**WHAT IS BEING ASKED**.
Please restate the following records word for word.
# Start of MATERIAL SHOWN
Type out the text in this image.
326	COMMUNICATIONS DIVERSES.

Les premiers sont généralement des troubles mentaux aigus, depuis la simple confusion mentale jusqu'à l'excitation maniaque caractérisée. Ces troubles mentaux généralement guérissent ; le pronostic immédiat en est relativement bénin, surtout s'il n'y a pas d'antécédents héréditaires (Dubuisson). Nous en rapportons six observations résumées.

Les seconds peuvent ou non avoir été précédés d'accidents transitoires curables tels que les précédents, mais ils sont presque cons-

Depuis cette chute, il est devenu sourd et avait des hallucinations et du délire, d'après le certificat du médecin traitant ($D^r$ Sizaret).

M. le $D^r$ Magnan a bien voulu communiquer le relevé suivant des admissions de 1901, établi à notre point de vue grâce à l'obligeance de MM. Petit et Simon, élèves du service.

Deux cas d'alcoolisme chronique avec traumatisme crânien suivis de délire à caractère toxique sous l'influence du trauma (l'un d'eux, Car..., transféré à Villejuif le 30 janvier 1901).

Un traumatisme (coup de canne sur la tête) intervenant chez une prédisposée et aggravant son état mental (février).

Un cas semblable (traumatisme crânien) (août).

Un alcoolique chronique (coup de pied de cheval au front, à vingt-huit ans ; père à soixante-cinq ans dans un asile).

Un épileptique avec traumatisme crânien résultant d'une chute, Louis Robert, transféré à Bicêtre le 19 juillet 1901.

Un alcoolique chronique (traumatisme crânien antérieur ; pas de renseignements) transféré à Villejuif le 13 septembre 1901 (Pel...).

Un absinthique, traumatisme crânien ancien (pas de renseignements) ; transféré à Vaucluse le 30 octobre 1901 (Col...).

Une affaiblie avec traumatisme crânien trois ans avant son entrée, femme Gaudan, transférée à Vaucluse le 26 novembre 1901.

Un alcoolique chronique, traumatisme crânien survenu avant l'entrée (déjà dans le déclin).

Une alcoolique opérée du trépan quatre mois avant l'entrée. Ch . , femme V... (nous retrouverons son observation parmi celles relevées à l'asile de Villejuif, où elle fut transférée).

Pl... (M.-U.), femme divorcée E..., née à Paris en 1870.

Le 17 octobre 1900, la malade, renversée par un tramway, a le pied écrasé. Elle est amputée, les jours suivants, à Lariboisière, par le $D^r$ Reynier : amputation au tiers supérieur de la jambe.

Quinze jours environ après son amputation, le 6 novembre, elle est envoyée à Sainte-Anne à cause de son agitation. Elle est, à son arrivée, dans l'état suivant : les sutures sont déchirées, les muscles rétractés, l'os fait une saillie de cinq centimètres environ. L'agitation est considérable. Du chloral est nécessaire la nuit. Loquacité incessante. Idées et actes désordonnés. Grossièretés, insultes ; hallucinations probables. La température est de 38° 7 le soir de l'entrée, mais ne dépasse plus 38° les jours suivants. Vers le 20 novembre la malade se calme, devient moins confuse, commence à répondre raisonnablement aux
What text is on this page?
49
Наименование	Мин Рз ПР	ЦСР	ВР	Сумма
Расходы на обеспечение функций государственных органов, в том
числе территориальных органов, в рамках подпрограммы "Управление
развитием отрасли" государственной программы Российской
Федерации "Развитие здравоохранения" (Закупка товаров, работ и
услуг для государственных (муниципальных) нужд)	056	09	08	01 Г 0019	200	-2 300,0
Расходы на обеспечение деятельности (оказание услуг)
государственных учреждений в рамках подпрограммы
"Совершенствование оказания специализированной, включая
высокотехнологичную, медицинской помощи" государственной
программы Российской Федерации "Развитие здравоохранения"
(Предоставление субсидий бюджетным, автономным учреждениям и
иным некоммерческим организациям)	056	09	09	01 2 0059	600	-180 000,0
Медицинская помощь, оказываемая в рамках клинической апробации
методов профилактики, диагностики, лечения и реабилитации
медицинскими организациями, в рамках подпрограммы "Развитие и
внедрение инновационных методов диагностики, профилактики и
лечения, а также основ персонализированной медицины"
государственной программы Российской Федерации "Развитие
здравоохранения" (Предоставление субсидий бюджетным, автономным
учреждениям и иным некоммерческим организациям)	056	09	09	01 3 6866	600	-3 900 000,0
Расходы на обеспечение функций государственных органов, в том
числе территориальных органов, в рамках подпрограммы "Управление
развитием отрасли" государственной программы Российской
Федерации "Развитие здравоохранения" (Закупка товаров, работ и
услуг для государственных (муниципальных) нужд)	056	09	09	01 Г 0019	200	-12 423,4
# End of MATERIAL SHOWN
**RESPONSE TO THE TASK**.
Type out the text in this image.
326	COMMUNICATIONS DIVERSES.

Les premiers sont généralement des troubles mentaux aigus, depuis la simple confusion mentale jusqu'à l'excitation maniaque caractérisée. Ces troubles mentaux généralement guérissent ; le pronostic immédiat en est relativement bénin, surtout s'il n'y a pas d'antécédents héréditaires (Dubuisson). Nous en rapportons six observations résumées.

Les seconds peuvent ou non avoir été précédés d'accidents transitoires curables tels que les précédents, mais ils sont presque cons-

Depuis cette chute, il est devenu sourd et avait des hallucinations et du délire, d'après le certificat du médecin traitant ($D^r$ Sizaret).

M. le $D^r$ Magnan a bien voulu communiquer le relevé suivant des admissions de 1901, établi à notre point de vue grâce à l'obligeance de MM. Petit et Simon, élèves du service.

Deux cas d'alcoolisme chronique avec traumatisme crânien suivis de délire à caractère toxique sous l'influence du trauma (l'un d'eux, Car..., transféré à Villejuif le 30 janvier 1901).

Un traumatisme (coup de canne sur la tête) intervenant chez une prédisposée et aggravant son état mental (février).

Un cas semblable (traumatisme crânien) (août).

Un alcoolique chronique (coup de pied de cheval au front, à vingt-huit ans ; père à soixante-cinq ans dans un asile).

Un épileptique avec traumatisme crânien résultant d'une chute, Louis Robert, transféré à Bicêtre le 19 juillet 1901.

Un alcoolique chronique (traumatisme crânien antérieur ; pas de renseignements) transféré à Villejuif le 13 septembre 1901 (Pel...).

Un absinthique, traumatisme crânien ancien (pas de renseignements) ; transféré à Vaucluse le 30 octobre 1901 (Col...).

Une affaiblie avec traumatisme crânien trois ans avant son entrée, femme Gaudan, transférée à Vaucluse le 26 novembre 1901.

Un alcoolique chronique, traumatisme crânien survenu avant l'entrée (déjà dans le déclin).

Une alcoolique opérée du trépan quatre mois avant l'entrée. Ch . , femme V... (nous retrouverons son observation parmi celles relevées à l'asile de Villejuif, où elle fut transférée).

Pl... (M.-U.), femme divorcée E..., née à Paris en 1870.

Le 17 octobre 1900, la malade, renversée par un tramway, a le pied écrasé. Elle est amputée, les jours suivants, à Lariboisière, par le $D^r$ Reynier : amputation au tiers supérieur de la jambe.

Quinze jours environ après son amputation, le 6 novembre, elle est envoyée à Sainte-Anne à cause de son agitation. Elle est, à son arrivée, dans l'état suivant : les sutures sont déchirées, les muscles rétractés, l'os fait une saillie de cinq centimètres environ. L'agitation est considérable. Du chloral est nécessaire la nuit. Loquacité incessante. Idées et actes désordonnés. Grossièretés, insultes ; hallucinations probables. La température est de 38° 7 le soir de l'entrée, mais ne dépasse plus 38° les jours suivants. Vers le 20 novembre la malade se calme, devient moins confuse, commence à répondre raisonnablement aux
What text is on this page?
49
Наименование	Мин Рз ПР	ЦСР	ВР	Сумма
Расходы на обеспечение функций государственных органов, в том
числе территориальных органов, в рамках подпрограммы "Управление
развитием отрасли" государственной программы Российской
Федерации "Развитие здравоохранения" (Закупка товаров, работ и
услуг для государственных (муниципальных) нужд)	056	09	08	01 Г 0019	200	-2 300,0
Расходы на обеспечение деятельности (оказание услуг)
государственных учреждений в рамках подпрограммы
"Совершенствование оказания специализированной, включая
высокотехнологичную, медицинской помощи" государственной
программы Российской Федерации "Развитие здравоохранения"
(Предоставление субсидий бюджетным, автономным учреждениям и
иным некоммерческим организациям)	056	09	09	01 2 0059	600	-180 000,0
Медицинская помощь, оказываемая в рамках клинической апробации
методов профилактики, диагностики, лечения и реабилитации
медицинскими организациями, в рамках подпрограммы "Развитие и
внедрение инновационных методов диагностики, профилактики и
лечения, а также основ персонализированной медицины"
государственной программы Российской Федерации "Развитие
здравоохранения" (Предоставление субсидий бюджетным, автономным
учреждениям и иным некоммерческим организациям)	056	09	09	01 3 6866	600	-3 900 000,0
Расходы на обеспечение функций государственных органов, в том
числе территориальных органов, в рамках подпрограммы "Управление
развитием отрасли" государственной программы Российской
Федерации "Развитие здравоохранения" (Закупка товаров, работ и
услуг для государственных (муниципальных) нужд)	056	09	09	01 Г 0019	200	-12 423,4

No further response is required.